DATASET EXTRACT:
+++++
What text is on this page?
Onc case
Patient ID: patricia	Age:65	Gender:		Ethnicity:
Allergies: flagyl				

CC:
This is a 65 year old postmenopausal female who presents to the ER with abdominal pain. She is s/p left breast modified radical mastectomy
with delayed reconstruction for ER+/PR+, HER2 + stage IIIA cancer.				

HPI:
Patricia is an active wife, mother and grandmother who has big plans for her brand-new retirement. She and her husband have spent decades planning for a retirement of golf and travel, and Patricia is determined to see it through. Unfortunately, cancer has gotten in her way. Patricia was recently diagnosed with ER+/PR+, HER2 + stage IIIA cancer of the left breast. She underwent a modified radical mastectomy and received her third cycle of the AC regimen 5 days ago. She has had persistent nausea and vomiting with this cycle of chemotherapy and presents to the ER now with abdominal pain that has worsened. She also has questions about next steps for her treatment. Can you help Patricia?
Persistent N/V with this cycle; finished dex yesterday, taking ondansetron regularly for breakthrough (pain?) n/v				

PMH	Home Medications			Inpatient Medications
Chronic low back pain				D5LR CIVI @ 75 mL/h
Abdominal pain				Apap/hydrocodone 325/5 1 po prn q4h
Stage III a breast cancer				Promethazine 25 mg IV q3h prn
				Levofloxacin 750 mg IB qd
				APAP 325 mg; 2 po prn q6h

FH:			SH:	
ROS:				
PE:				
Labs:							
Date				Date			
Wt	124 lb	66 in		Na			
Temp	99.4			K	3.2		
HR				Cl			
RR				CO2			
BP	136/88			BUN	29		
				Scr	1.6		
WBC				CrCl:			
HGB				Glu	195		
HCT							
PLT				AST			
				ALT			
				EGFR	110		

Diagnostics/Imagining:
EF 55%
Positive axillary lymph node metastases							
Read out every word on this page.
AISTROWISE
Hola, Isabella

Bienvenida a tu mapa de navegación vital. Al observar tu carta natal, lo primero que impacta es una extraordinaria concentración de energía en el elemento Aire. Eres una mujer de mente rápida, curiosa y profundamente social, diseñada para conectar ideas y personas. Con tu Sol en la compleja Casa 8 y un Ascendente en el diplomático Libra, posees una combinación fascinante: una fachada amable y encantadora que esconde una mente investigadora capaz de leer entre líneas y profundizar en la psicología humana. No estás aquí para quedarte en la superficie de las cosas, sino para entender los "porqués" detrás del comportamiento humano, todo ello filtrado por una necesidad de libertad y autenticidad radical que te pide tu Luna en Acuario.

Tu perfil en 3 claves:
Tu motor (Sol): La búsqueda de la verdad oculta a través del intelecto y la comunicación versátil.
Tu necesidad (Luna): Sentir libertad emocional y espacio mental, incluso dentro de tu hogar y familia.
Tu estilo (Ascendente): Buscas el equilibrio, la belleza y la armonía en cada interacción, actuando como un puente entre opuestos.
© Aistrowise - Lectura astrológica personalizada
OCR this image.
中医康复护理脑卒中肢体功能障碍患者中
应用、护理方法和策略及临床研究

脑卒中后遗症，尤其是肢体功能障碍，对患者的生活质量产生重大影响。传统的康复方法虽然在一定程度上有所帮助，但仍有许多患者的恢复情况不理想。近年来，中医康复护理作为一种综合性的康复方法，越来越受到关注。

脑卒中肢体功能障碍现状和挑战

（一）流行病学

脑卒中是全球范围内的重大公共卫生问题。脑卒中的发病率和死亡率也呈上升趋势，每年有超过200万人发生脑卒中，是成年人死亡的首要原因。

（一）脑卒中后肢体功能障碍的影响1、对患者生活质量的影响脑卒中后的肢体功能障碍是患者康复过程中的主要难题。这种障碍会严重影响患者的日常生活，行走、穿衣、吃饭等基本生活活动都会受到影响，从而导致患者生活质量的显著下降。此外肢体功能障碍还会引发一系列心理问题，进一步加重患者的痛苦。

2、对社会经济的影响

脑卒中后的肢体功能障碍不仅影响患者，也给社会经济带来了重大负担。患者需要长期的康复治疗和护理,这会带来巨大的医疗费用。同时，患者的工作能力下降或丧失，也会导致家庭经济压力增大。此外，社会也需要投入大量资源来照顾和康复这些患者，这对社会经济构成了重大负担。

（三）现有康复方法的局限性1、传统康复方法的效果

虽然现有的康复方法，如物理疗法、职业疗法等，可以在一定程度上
+++++
DO THIS:
Print out every entry, keeping each one exact.

SOLUTION TO THIS PROBLEM:
What text is on this page?
Onc case
Patient ID: patricia	Age:65	Gender:		Ethnicity:
Allergies: flagyl				

CC:
This is a 65 year old postmenopausal female who presents to the ER with abdominal pain. She is s/p left breast modified radical mastectomy
with delayed reconstruction for ER+/PR+, HER2 + stage IIIA cancer.				

HPI:
Patricia is an active wife, mother and grandmother who has big plans for her brand-new retirement. She and her husband have spent decades planning for a retirement of golf and travel, and Patricia is determined to see it through. Unfortunately, cancer has gotten in her way. Patricia was recently diagnosed with ER+/PR+, HER2 + stage IIIA cancer of the left breast. She underwent a modified radical mastectomy and received her third cycle of the AC regimen 5 days ago. She has had persistent nausea and vomiting with this cycle of chemotherapy and presents to the ER now with abdominal pain that has worsened. She also has questions about next steps for her treatment. Can you help Patricia?
Persistent N/V with this cycle; finished dex yesterday, taking ondansetron regularly for breakthrough (pain?) n/v				

PMH	Home Medications			Inpatient Medications
Chronic low back pain				D5LR CIVI @ 75 mL/h
Abdominal pain				Apap/hydrocodone 325/5 1 po prn q4h
Stage III a breast cancer				Promethazine 25 mg IV q3h prn
				Levofloxacin 750 mg IB qd
				APAP 325 mg; 2 po prn q6h

FH:			SH:	
ROS:				
PE:				
Labs:							
Date				Date			
Wt	124 lb	66 in		Na			
Temp	99.4			K	3.2		
HR				Cl			
RR				CO2			
BP	136/88			BUN	29		
				Scr	1.6		
WBC				CrCl:			
HGB				Glu	195		
HCT							
PLT				AST			
				ALT			
				EGFR	110		

Diagnostics/Imagining:
EF 55%
Positive axillary lymph node metastases							
Read out every word on this page.
AISTROWISE
Hola, Isabella

Bienvenida a tu mapa de navegación vital. Al observar tu carta natal, lo primero que impacta es una extraordinaria concentración de energía en el elemento Aire. Eres una mujer de mente rápida, curiosa y profundamente social, diseñada para conectar ideas y personas. Con tu Sol en la compleja Casa 8 y un Ascendente en el diplomático Libra, posees una combinación fascinante: una fachada amable y encantadora que esconde una mente investigadora capaz de leer entre líneas y profundizar en la psicología humana. No estás aquí para quedarte en la superficie de las cosas, sino para entender los "porqués" detrás del comportamiento humano, todo ello filtrado por una necesidad de libertad y autenticidad radical que te pide tu Luna en Acuario.

Tu perfil en 3 claves:
Tu motor (Sol): La búsqueda de la verdad oculta a través del intelecto y la comunicación versátil.
Tu necesidad (Luna): Sentir libertad emocional y espacio mental, incluso dentro de tu hogar y familia.
Tu estilo (Ascendente): Buscas el equilibrio, la belleza y la armonía en cada interacción, actuando como un puente entre opuestos.
© Aistrowise - Lectura astrológica personalizada
OCR this image.
中医康复护理脑卒中肢体功能障碍患者中
应用、护理方法和策略及临床研究

脑卒中后遗症，尤其是肢体功能障碍，对患者的生活质量产生重大影响。传统的康复方法虽然在一定程度上有所帮助，但仍有许多患者的恢复情况不理想。近年来，中医康复护理作为一种综合性的康复方法，越来越受到关注。

脑卒中肢体功能障碍现状和挑战

（一）流行病学

脑卒中是全球范围内的重大公共卫生问题。脑卒中的发病率和死亡率也呈上升趋势，每年有超过200万人发生脑卒中，是成年人死亡的首要原因。

（一）脑卒中后肢体功能障碍的影响1、对患者生活质量的影响脑卒中后的肢体功能障碍是患者康复过程中的主要难题。这种障碍会严重影响患者的日常生活，行走、穿衣、吃饭等基本生活活动都会受到影响，从而导致患者生活质量的显著下降。此外肢体功能障碍还会引发一系列心理问题，进一步加重患者的痛苦。

2、对社会经济的影响

脑卒中后的肢体功能障碍不仅影响患者，也给社会经济带来了重大负担。患者需要长期的康复治疗和护理,这会带来巨大的医疗费用。同时，患者的工作能力下降或丧失，也会导致家庭经济压力增大。此外，社会也需要投入大量资源来照顾和康复这些患者，这对社会经济构成了重大负担。

（三）现有康复方法的局限性1、传统康复方法的效果

虽然现有的康复方法，如物理疗法、职业疗法等，可以在一定程度上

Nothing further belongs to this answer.